• Extracted material:

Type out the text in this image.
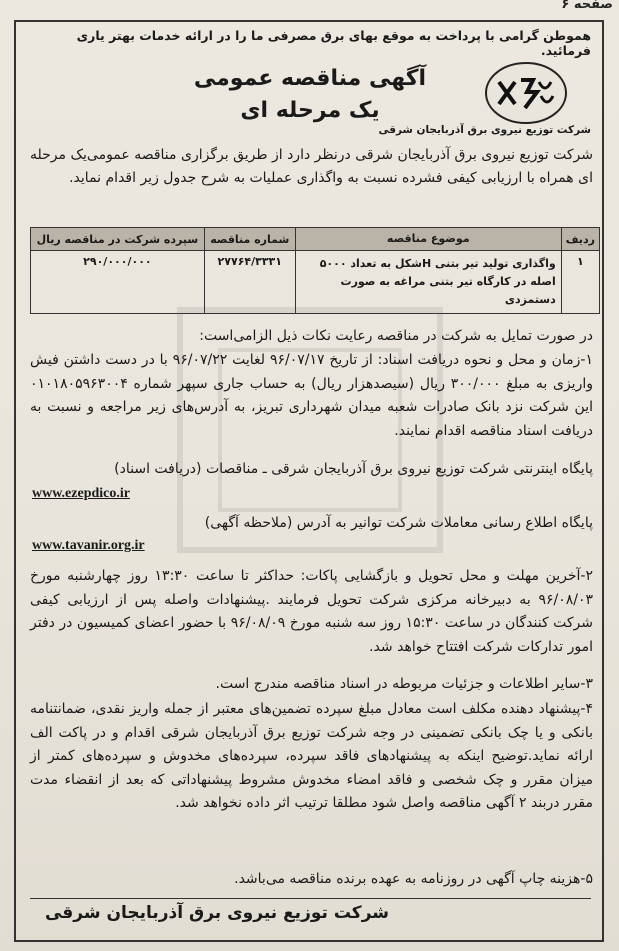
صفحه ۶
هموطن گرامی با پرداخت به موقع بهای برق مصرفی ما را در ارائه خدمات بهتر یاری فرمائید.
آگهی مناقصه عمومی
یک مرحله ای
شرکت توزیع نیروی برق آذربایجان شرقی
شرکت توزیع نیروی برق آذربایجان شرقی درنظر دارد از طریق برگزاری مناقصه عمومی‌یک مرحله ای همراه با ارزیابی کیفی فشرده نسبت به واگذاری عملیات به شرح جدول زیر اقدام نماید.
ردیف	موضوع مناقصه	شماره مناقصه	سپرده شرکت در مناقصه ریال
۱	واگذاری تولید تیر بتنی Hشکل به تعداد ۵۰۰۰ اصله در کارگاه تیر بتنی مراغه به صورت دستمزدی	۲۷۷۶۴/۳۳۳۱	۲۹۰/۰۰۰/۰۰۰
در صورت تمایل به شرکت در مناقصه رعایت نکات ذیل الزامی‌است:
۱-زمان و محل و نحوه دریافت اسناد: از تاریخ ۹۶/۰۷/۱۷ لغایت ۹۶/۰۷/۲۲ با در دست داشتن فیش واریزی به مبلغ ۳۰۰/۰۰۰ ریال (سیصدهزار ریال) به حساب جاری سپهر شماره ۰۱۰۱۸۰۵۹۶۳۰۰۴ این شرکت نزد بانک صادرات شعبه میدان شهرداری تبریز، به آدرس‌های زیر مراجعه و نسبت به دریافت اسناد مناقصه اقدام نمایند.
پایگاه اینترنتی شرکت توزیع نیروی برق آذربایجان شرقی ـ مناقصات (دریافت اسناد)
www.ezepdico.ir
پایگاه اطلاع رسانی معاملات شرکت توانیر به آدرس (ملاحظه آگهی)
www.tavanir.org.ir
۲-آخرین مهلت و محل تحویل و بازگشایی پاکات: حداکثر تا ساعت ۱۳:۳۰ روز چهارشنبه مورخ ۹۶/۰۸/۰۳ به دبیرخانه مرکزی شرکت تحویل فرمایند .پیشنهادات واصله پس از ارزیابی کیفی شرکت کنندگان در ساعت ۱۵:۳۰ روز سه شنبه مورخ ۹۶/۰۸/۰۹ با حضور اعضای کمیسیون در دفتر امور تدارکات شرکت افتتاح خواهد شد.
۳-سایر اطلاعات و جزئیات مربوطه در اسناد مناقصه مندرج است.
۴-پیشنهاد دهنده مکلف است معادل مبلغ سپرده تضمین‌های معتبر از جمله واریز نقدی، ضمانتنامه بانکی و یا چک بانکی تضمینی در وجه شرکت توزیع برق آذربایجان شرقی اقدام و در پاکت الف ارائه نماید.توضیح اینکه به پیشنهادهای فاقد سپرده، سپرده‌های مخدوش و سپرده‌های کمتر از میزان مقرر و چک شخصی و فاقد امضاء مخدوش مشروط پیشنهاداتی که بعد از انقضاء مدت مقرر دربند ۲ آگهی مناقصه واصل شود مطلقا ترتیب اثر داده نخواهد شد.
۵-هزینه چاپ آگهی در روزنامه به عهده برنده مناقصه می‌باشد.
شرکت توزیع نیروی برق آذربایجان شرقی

• Task instructions:
Transcribe the material exactly, leaving every picture out.

• Output of the task:
Type out the text in this image.
صفحه ۶
هموطن گرامی با پرداخت به موقع بهای برق مصرفی ما را در ارائه خدمات بهتر یاری فرمائید.
آگهی مناقصه عمومی
یک مرحله ای
شرکت توزیع نیروی برق آذربایجان شرقی
شرکت توزیع نیروی برق آذربایجان شرقی درنظر دارد از طریق برگزاری مناقصه عمومی‌یک مرحله ای همراه با ارزیابی کیفی فشرده نسبت به واگذاری عملیات به شرح جدول زیر اقدام نماید.
ردیف	موضوع مناقصه	شماره مناقصه	سپرده شرکت در مناقصه ریال
۱	واگذاری تولید تیر بتنی Hشکل به تعداد ۵۰۰۰ اصله در کارگاه تیر بتنی مراغه به صورت دستمزدی	۲۷۷۶۴/۳۳۳۱	۲۹۰/۰۰۰/۰۰۰
در صورت تمایل به شرکت در مناقصه رعایت نکات ذیل الزامی‌است:
۱-زمان و محل و نحوه دریافت اسناد: از تاریخ ۹۶/۰۷/۱۷ لغایت ۹۶/۰۷/۲۲ با در دست داشتن فیش واریزی به مبلغ ۳۰۰/۰۰۰ ریال (سیصدهزار ریال) به حساب جاری سپهر شماره ۰۱۰۱۸۰۵۹۶۳۰۰۴ این شرکت نزد بانک صادرات شعبه میدان شهرداری تبریز، به آدرس‌های زیر مراجعه و نسبت به دریافت اسناد مناقصه اقدام نمایند.
پایگاه اینترنتی شرکت توزیع نیروی برق آذربایجان شرقی ـ مناقصات (دریافت اسناد)
www.ezepdico.ir
پایگاه اطلاع رسانی معاملات شرکت توانیر به آدرس (ملاحظه آگهی)
www.tavanir.org.ir
۲-آخرین مهلت و محل تحویل و بازگشایی پاکات: حداکثر تا ساعت ۱۳:۳۰ روز چهارشنبه مورخ ۹۶/۰۸/۰۳ به دبیرخانه مرکزی شرکت تحویل فرمایند .پیشنهادات واصله پس از ارزیابی کیفی شرکت کنندگان در ساعت ۱۵:۳۰ روز سه شنبه مورخ ۹۶/۰۸/۰۹ با حضور اعضای کمیسیون در دفتر امور تدارکات شرکت افتتاح خواهد شد.
۳-سایر اطلاعات و جزئیات مربوطه در اسناد مناقصه مندرج است.
۴-پیشنهاد دهنده مکلف است معادل مبلغ سپرده تضمین‌های معتبر از جمله واریز نقدی، ضمانتنامه بانکی و یا چک بانکی تضمینی در وجه شرکت توزیع برق آذربایجان شرقی اقدام و در پاکت الف ارائه نماید.توضیح اینکه به پیشنهادهای فاقد سپرده، سپرده‌های مخدوش و سپرده‌های کمتر از میزان مقرر و چک شخصی و فاقد امضاء مخدوش مشروط پیشنهاداتی که بعد از انقضاء مدت مقرر دربند ۲ آگهی مناقصه واصل شود مطلقا ترتیب اثر داده نخواهد شد.
۵-هزینه چاپ آگهی در روزنامه به عهده برنده مناقصه می‌باشد.
شرکت توزیع نیروی برق آذربایجان شرقی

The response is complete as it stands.